Word for word, copy all the data and drop the pictures.

•••••

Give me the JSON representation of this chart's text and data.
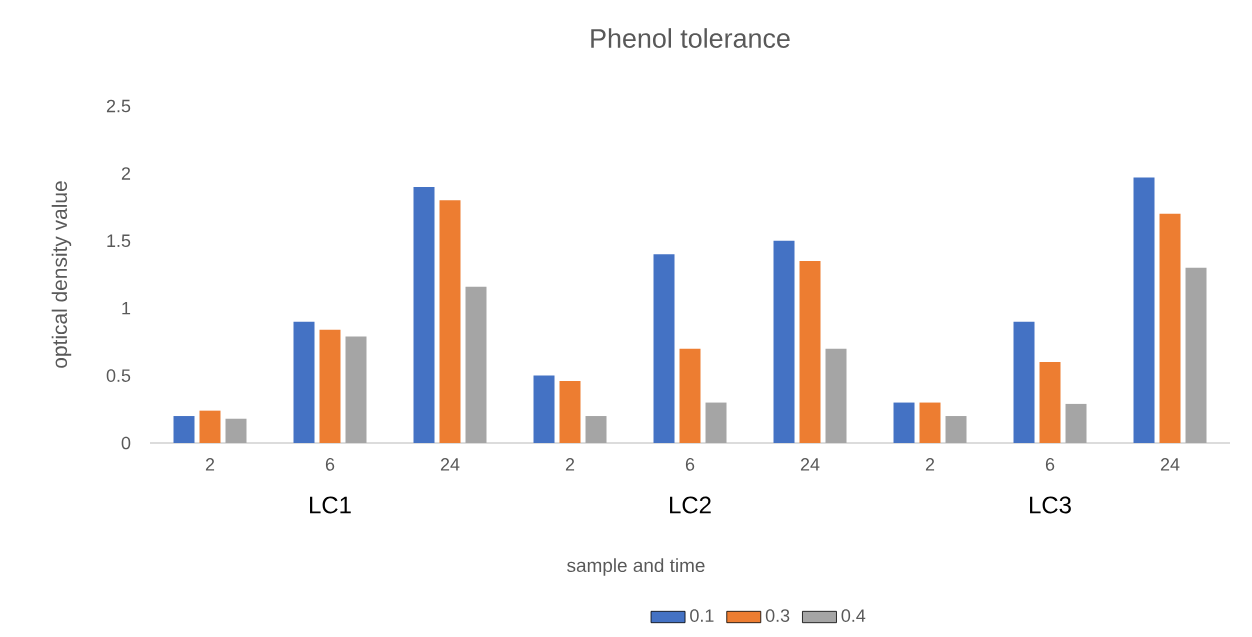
{
  "chart_data": {
    "type": "bar",
    "title": "Phenol tolerance",
    "xlabel": "sample and time",
    "ylabel": "optical density value",
    "categories": [
      "2",
      "6",
      "24",
      "2",
      "6",
      "24",
      "2",
      "6",
      "24"
    ],
    "annotations": [
      "LC1",
      "LC2",
      "LC3"
    ],
    "series": [
      {
        "name": "0.1",
        "color": "#4472c4",
        "values": [
          0.2,
          0.9,
          1.9,
          0.5,
          1.4,
          1.5,
          0.3,
          0.9,
          1.97
        ]
      },
      {
        "name": "0.3",
        "color": "#ed7d31",
        "values": [
          0.24,
          0.84,
          1.8,
          0.46,
          0.7,
          1.35,
          0.3,
          0.6,
          1.7
        ]
      },
      {
        "name": "0.4",
        "color": "#a5a5a5",
        "values": [
          0.18,
          0.79,
          1.16,
          0.2,
          0.3,
          0.7,
          0.2,
          0.29,
          1.3
        ]
      }
    ],
    "ylim": [
      0,
      2.5
    ],
    "yticks": [
      0,
      0.5,
      1,
      1.5,
      2,
      2.5
    ],
    "legend": "bottom"
  }
}
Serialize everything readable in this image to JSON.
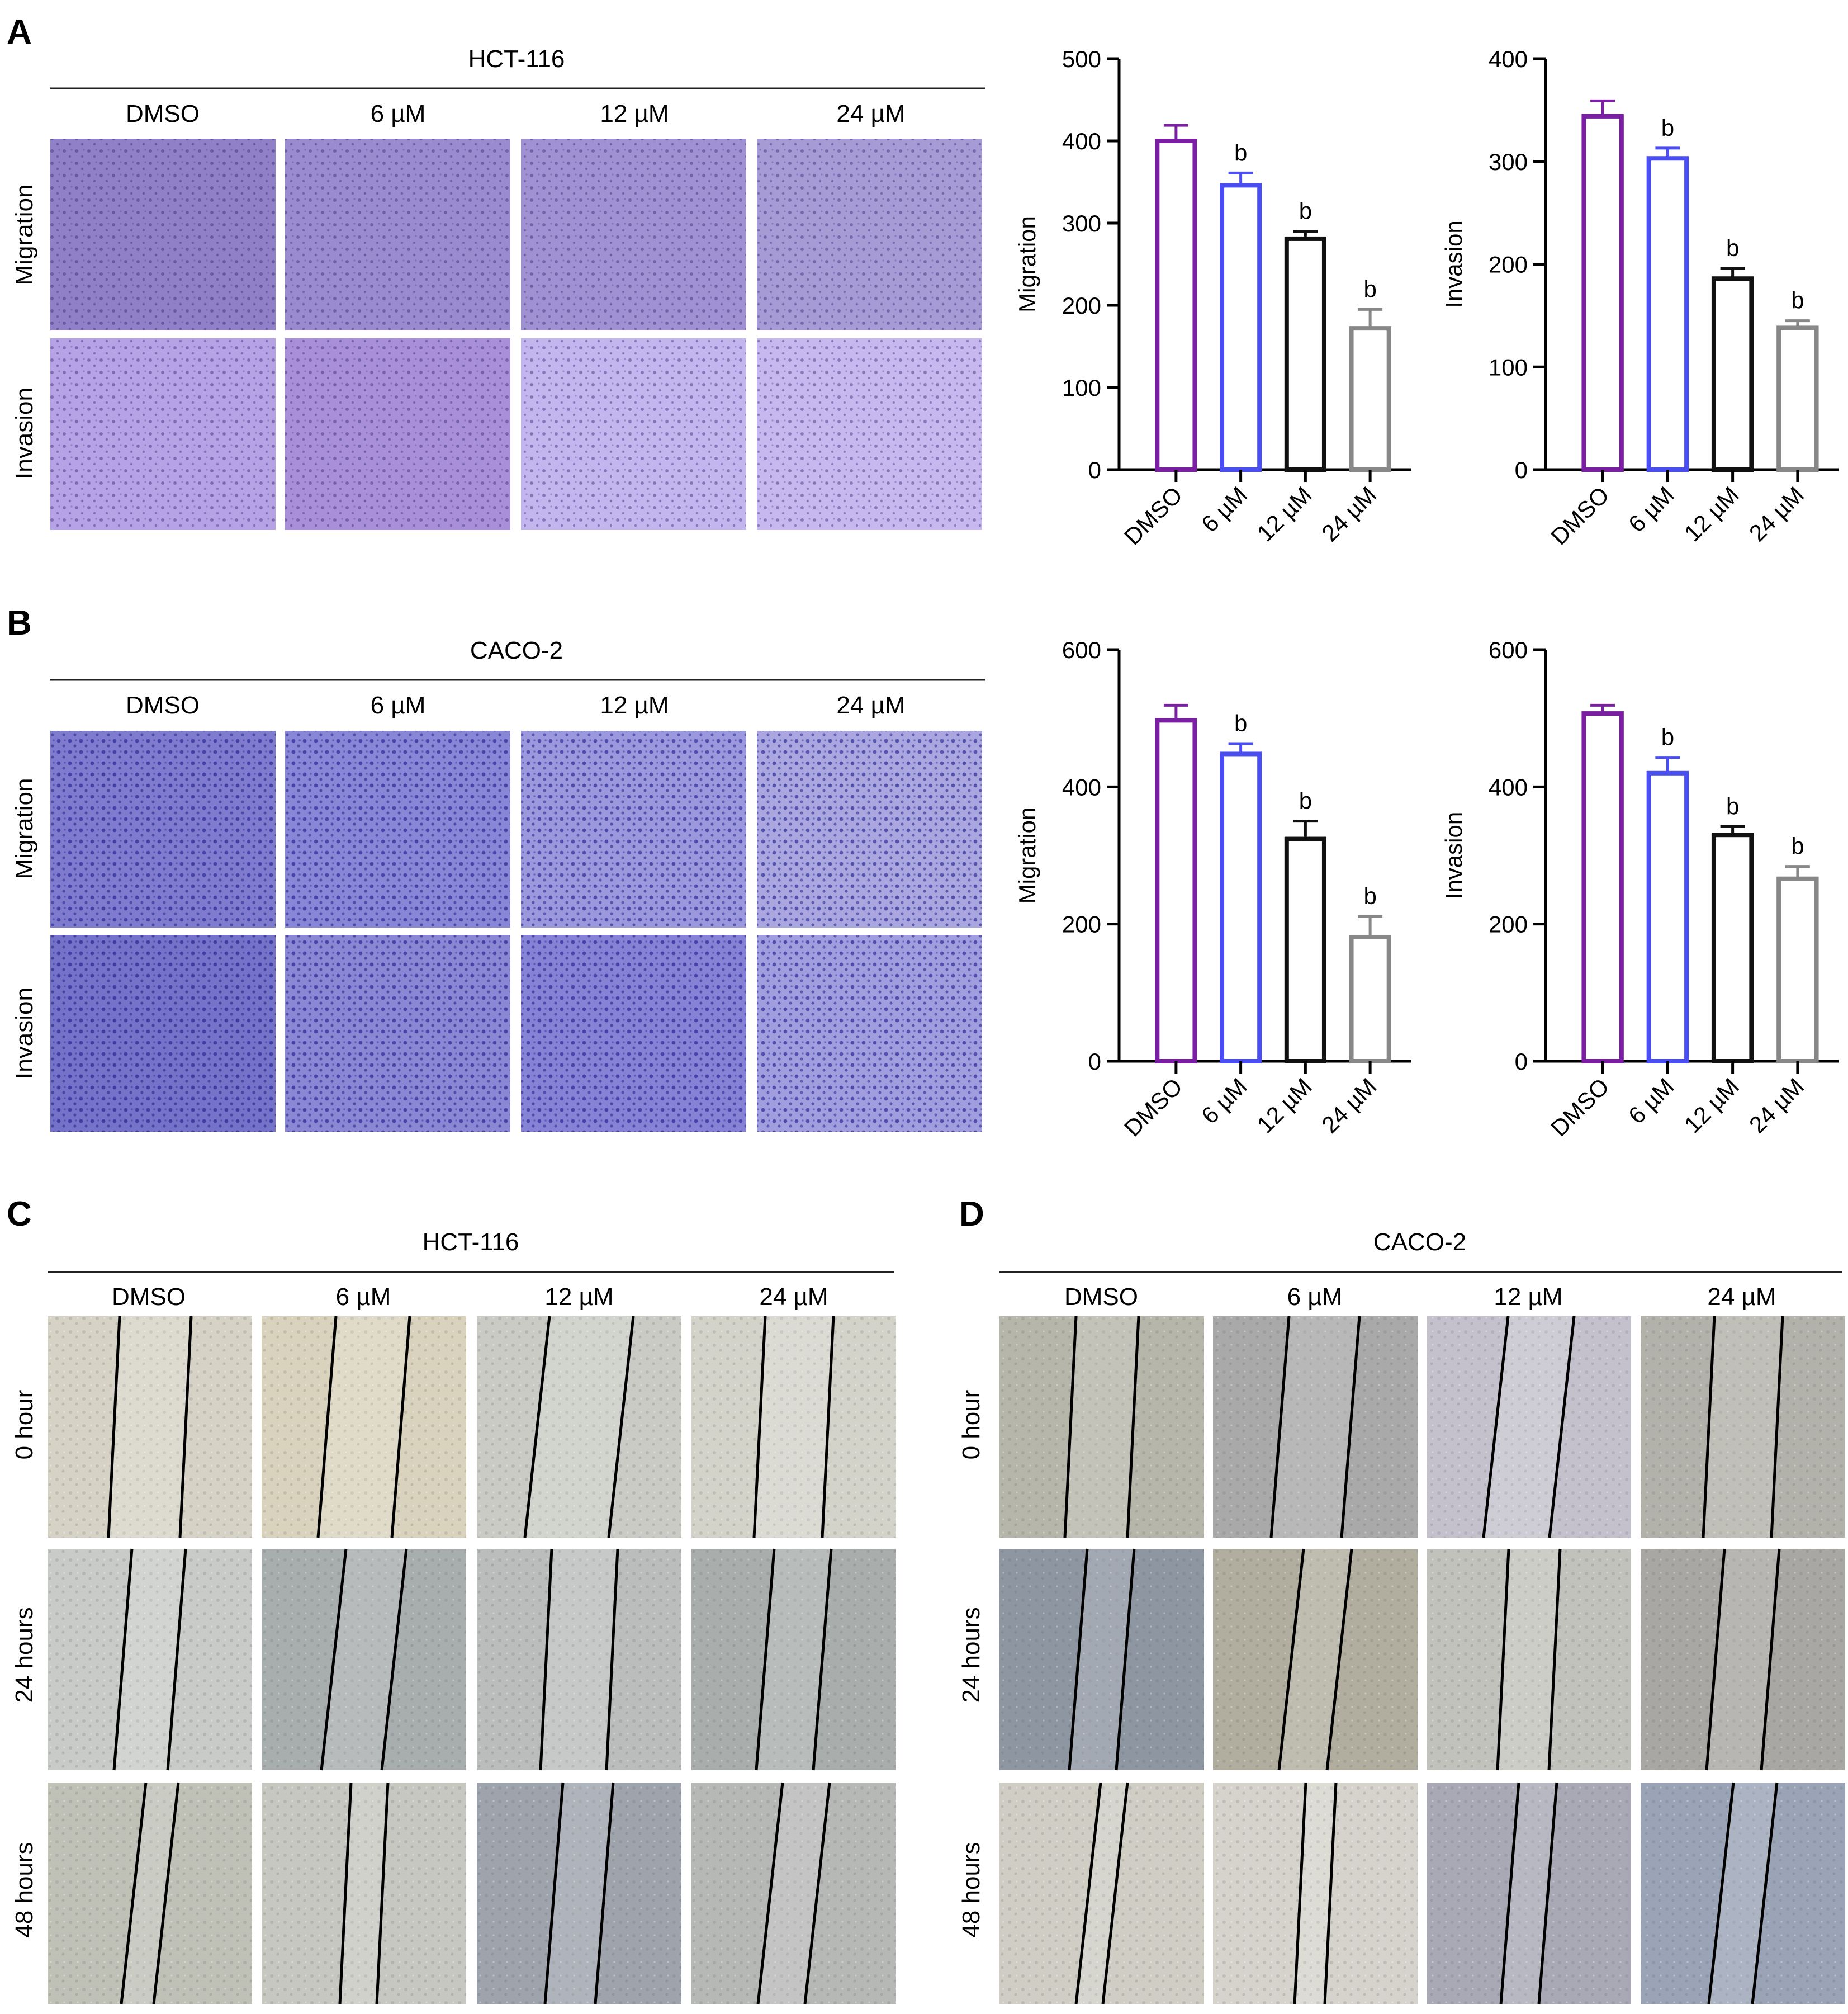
{
  "figure": {
    "panels": {
      "A": {
        "letter": "A",
        "cell_line": "HCT-116",
        "columns": [
          "DMSO",
          "6 µM",
          "12 µM",
          "24 µM"
        ],
        "rows": [
          "Migration",
          "Invasion"
        ],
        "image_tones": [
          [
            "#8f80c7",
            "#9a8bcf",
            "#a092d2",
            "#a79bd6"
          ],
          [
            "#b5a3e6",
            "#a98fd9",
            "#c3b5ee",
            "#c7b9ef"
          ]
        ]
      },
      "B": {
        "letter": "B",
        "cell_line": "CACO-2",
        "columns": [
          "DMSO",
          "6 µM",
          "12 µM",
          "24 µM"
        ],
        "rows": [
          "Migration",
          "Invasion"
        ],
        "image_tones": [
          [
            "#7f7ccf",
            "#8886d6",
            "#9b98dd",
            "#aaa7e0"
          ],
          [
            "#7572c9",
            "#8a87d4",
            "#8683d6",
            "#a19ee0"
          ]
        ]
      },
      "C": {
        "letter": "C",
        "cell_line": "HCT-116",
        "columns": [
          "DMSO",
          "6 µM",
          "12 µM",
          "24 µM"
        ],
        "rows": [
          "0 hour",
          "24 hours",
          "48 hours"
        ],
        "image_tones": [
          [
            "#d6d3c6",
            "#d9d2bc",
            "#c9cbc4",
            "#d3d3ca"
          ],
          [
            "#c8cbc8",
            "#a8adae",
            "#babdbb",
            "#a9aead"
          ],
          [
            "#bfc0b6",
            "#c6c7c0",
            "#9ea3ac",
            "#b6b8b6"
          ]
        ]
      },
      "D": {
        "letter": "D",
        "cell_line": "CACO-2",
        "columns": [
          "DMSO",
          "6 µM",
          "12 µM",
          "24 µM"
        ],
        "rows": [
          "0 hour",
          "24 hours",
          "48 hours"
        ],
        "image_tones": [
          [
            "#b7b6aa",
            "#a8a9a8",
            "#c4c1cc",
            "#b3b2aa"
          ],
          [
            "#8e96a2",
            "#b1ae9f",
            "#c2c2bc",
            "#a8a7a3"
          ],
          [
            "#cfcdc4",
            "#d5d3cb",
            "#a8a9b5",
            "#9aa4b6"
          ]
        ]
      }
    }
  },
  "chart_data": [
    {
      "type": "bar",
      "panel": "A",
      "categories": [
        "DMSO",
        "6 µM",
        "12 µM",
        "24 µM"
      ],
      "values": [
        400,
        346,
        281,
        172
      ],
      "errors": [
        19,
        15,
        9,
        23
      ],
      "significance": [
        "",
        "b",
        "b",
        "b"
      ],
      "ylabel": "Migration",
      "ylim": [
        0,
        500
      ],
      "yticks": [
        0,
        100,
        200,
        300,
        400,
        500
      ],
      "colors": [
        "#7a1fa2",
        "#4a4ef0",
        "#111111",
        "#888888"
      ]
    },
    {
      "type": "bar",
      "panel": "A",
      "categories": [
        "DMSO",
        "6 µM",
        "12 µM",
        "24 µM"
      ],
      "values": [
        344,
        303,
        186,
        138
      ],
      "errors": [
        15,
        10,
        10,
        7
      ],
      "significance": [
        "",
        "b",
        "b",
        "b"
      ],
      "ylabel": "Invasion",
      "ylim": [
        0,
        400
      ],
      "yticks": [
        0,
        100,
        200,
        300,
        400
      ],
      "colors": [
        "#7a1fa2",
        "#4a4ef0",
        "#111111",
        "#888888"
      ]
    },
    {
      "type": "bar",
      "panel": "B",
      "categories": [
        "DMSO",
        "6 µM",
        "12 µM",
        "24 µM"
      ],
      "values": [
        497,
        448,
        324,
        181
      ],
      "errors": [
        22,
        15,
        26,
        30
      ],
      "significance": [
        "",
        "b",
        "b",
        "b"
      ],
      "ylabel": "Migration",
      "ylim": [
        0,
        600
      ],
      "yticks": [
        0,
        200,
        400,
        600
      ],
      "colors": [
        "#7a1fa2",
        "#4a4ef0",
        "#111111",
        "#888888"
      ]
    },
    {
      "type": "bar",
      "panel": "B",
      "categories": [
        "DMSO",
        "6 µM",
        "12 µM",
        "24 µM"
      ],
      "values": [
        507,
        420,
        330,
        266
      ],
      "errors": [
        12,
        23,
        12,
        18
      ],
      "significance": [
        "",
        "b",
        "b",
        "b"
      ],
      "ylabel": "Invasion",
      "ylim": [
        0,
        600
      ],
      "yticks": [
        0,
        200,
        400,
        600
      ],
      "colors": [
        "#7a1fa2",
        "#4a4ef0",
        "#111111",
        "#888888"
      ]
    }
  ]
}
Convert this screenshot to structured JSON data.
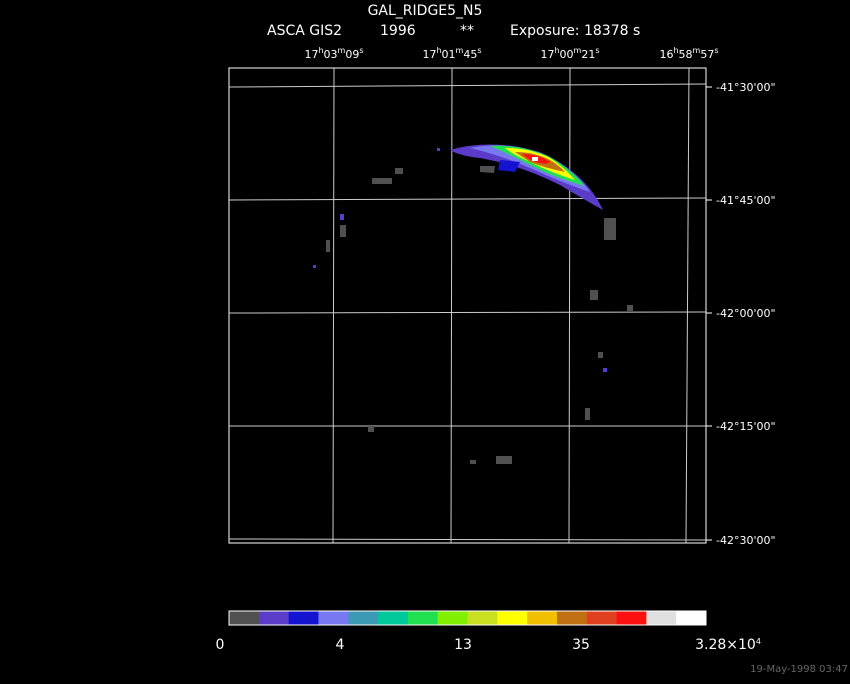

•••••

--- Worked solution ---
Give me the JSON representation of this chart's text and data.
{
  "chart_data": {
    "type": "bar",
    "title": "Phenol tolerance",
    "xlabel": "sample and time",
    "ylabel": "optical density value",
    "categories": [
      "2",
      "6",
      "24",
      "2",
      "6",
      "24",
      "2",
      "6",
      "24"
    ],
    "annotations": [
      "LC1",
      "LC2",
      "LC3"
    ],
    "series": [
      {
        "name": "0.1",
        "color": "#4472c4",
        "values": [
          0.2,
          0.9,
          1.9,
          0.5,
          1.4,
          1.5,
          0.3,
          0.9,
          1.97
        ]
      },
      {
        "name": "0.3",
        "color": "#ed7d31",
        "values": [
          0.24,
          0.84,
          1.8,
          0.46,
          0.7,
          1.35,
          0.3,
          0.6,
          1.7
        ]
      },
      {
        "name": "0.4",
        "color": "#a5a5a5",
        "values": [
          0.18,
          0.79,
          1.16,
          0.2,
          0.3,
          0.7,
          0.2,
          0.29,
          1.3
        ]
      }
    ],
    "ylim": [
      0,
      2.5
    ],
    "yticks": [
      0,
      0.5,
      1,
      1.5,
      2,
      2.5
    ],
    "legend": "bottom"
  }
}
Serialize everything readable in this image to JSON.
{
  "figure": {
    "panels": {
      "A": {
        "letter": "A",
        "cell_line": "HCT-116",
        "columns": [
          "DMSO",
          "6 µM",
          "12 µM",
          "24 µM"
        ],
        "rows": [
          "Migration",
          "Invasion"
        ],
        "image_tones": [
          [
            "#8f80c7",
            "#9a8bcf",
            "#a092d2",
            "#a79bd6"
          ],
          [
            "#b5a3e6",
            "#a98fd9",
            "#c3b5ee",
            "#c7b9ef"
          ]
        ]
      },
      "B": {
        "letter": "B",
        "cell_line": "CACO-2",
        "columns": [
          "DMSO",
          "6 µM",
          "12 µM",
          "24 µM"
        ],
        "rows": [
          "Migration",
          "Invasion"
        ],
        "image_tones": [
          [
            "#7f7ccf",
            "#8886d6",
            "#9b98dd",
            "#aaa7e0"
          ],
          [
            "#7572c9",
            "#8a87d4",
            "#8683d6",
            "#a19ee0"
          ]
        ]
      },
      "C": {
        "letter": "C",
        "cell_line": "HCT-116",
        "columns": [
          "DMSO",
          "6 µM",
          "12 µM",
          "24 µM"
        ],
        "rows": [
          "0 hour",
          "24 hours",
          "48 hours"
        ],
        "image_tones": [
          [
            "#d6d3c6",
            "#d9d2bc",
            "#c9cbc4",
            "#d3d3ca"
          ],
          [
            "#c8cbc8",
            "#a8adae",
            "#babdbb",
            "#a9aead"
          ],
          [
            "#bfc0b6",
            "#c6c7c0",
            "#9ea3ac",
            "#b6b8b6"
          ]
        ]
      },
      "D": {
        "letter": "D",
        "cell_line": "CACO-2",
        "columns": [
          "DMSO",
          "6 µM",
          "12 µM",
          "24 µM"
        ],
        "rows": [
          "0 hour",
          "24 hours",
          "48 hours"
        ],
        "image_tones": [
          [
            "#b7b6aa",
            "#a8a9a8",
            "#c4c1cc",
            "#b3b2aa"
          ],
          [
            "#8e96a2",
            "#b1ae9f",
            "#c2c2bc",
            "#a8a7a3"
          ],
          [
            "#cfcdc4",
            "#d5d3cb",
            "#a8a9b5",
            "#9aa4b6"
          ]
        ]
      }
    }
  },
  "chart_data": [
    {
      "type": "bar",
      "panel": "A",
      "categories": [
        "DMSO",
        "6 µM",
        "12 µM",
        "24 µM"
      ],
      "values": [
        400,
        346,
        281,
        172
      ],
      "errors": [
        19,
        15,
        9,
        23
      ],
      "significance": [
        "",
        "b",
        "b",
        "b"
      ],
      "ylabel": "Migration",
      "ylim": [
        0,
        500
      ],
      "yticks": [
        0,
        100,
        200,
        300,
        400,
        500
      ],
      "colors": [
        "#7a1fa2",
        "#4a4ef0",
        "#111111",
        "#888888"
      ]
    },
    {
      "type": "bar",
      "panel": "A",
      "categories": [
        "DMSO",
        "6 µM",
        "12 µM",
        "24 µM"
      ],
      "values": [
        344,
        303,
        186,
        138
      ],
      "errors": [
        15,
        10,
        10,
        7
      ],
      "significance": [
        "",
        "b",
        "b",
        "b"
      ],
      "ylabel": "Invasion",
      "ylim": [
        0,
        400
      ],
      "yticks": [
        0,
        100,
        200,
        300,
        400
      ],
      "colors": [
        "#7a1fa2",
        "#4a4ef0",
        "#111111",
        "#888888"
      ]
    },
    {
      "type": "bar",
      "panel": "B",
      "categories": [
        "DMSO",
        "6 µM",
        "12 µM",
        "24 µM"
      ],
      "values": [
        497,
        448,
        324,
        181
      ],
      "errors": [
        22,
        15,
        26,
        30
      ],
      "significance": [
        "",
        "b",
        "b",
        "b"
      ],
      "ylabel": "Migration",
      "ylim": [
        0,
        600
      ],
      "yticks": [
        0,
        200,
        400,
        600
      ],
      "colors": [
        "#7a1fa2",
        "#4a4ef0",
        "#111111",
        "#888888"
      ]
    },
    {
      "type": "bar",
      "panel": "B",
      "categories": [
        "DMSO",
        "6 µM",
        "12 µM",
        "24 µM"
      ],
      "values": [
        507,
        420,
        330,
        266
      ],
      "errors": [
        12,
        23,
        12,
        18
      ],
      "significance": [
        "",
        "b",
        "b",
        "b"
      ],
      "ylabel": "Invasion",
      "ylim": [
        0,
        600
      ],
      "yticks": [
        0,
        200,
        400,
        600
      ],
      "colors": [
        "#7a1fa2",
        "#4a4ef0",
        "#111111",
        "#888888"
      ]
    }
  ]
}
Convert this screenshot to structured JSON data.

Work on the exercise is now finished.